**INPUT ROWS**

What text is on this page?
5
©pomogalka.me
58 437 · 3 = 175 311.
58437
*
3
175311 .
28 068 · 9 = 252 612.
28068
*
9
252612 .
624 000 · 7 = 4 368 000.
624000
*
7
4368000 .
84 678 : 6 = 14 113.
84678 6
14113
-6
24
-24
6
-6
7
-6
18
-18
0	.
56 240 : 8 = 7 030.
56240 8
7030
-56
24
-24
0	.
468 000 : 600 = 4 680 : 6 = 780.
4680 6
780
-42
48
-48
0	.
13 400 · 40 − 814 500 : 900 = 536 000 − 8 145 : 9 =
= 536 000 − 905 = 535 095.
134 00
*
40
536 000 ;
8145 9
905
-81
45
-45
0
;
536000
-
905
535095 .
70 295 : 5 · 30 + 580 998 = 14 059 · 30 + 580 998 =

**TASK INSTRUCTIONS**
Produce an exact copy of the whole listing.

**SOLUTION FOR THIS PROBLEM**
What text is on this page?
5
©pomogalka.me
58 437 · 3 = 175 311.
58437
*
3
175311 .
28 068 · 9 = 252 612.
28068
*
9
252612 .
624 000 · 7 = 4 368 000.
624000
*
7
4368000 .
84 678 : 6 = 14 113.
84678 6
14113
-6
24
-24
6
-6
7
-6
18
-18
0	.
56 240 : 8 = 7 030.
56240 8
7030
-56
24
-24
0	.
468 000 : 600 = 4 680 : 6 = 780.
4680 6
780
-42
48
-48
0	.
13 400 · 40 − 814 500 : 900 = 536 000 − 8 145 : 9 =
= 536 000 − 905 = 535 095.
134 00
*
40
536 000 ;
8145 9
905
-81
45
-45
0
;
536000
-
905
535095 .
70 295 : 5 · 30 + 580 998 = 14 059 · 30 + 580 998 =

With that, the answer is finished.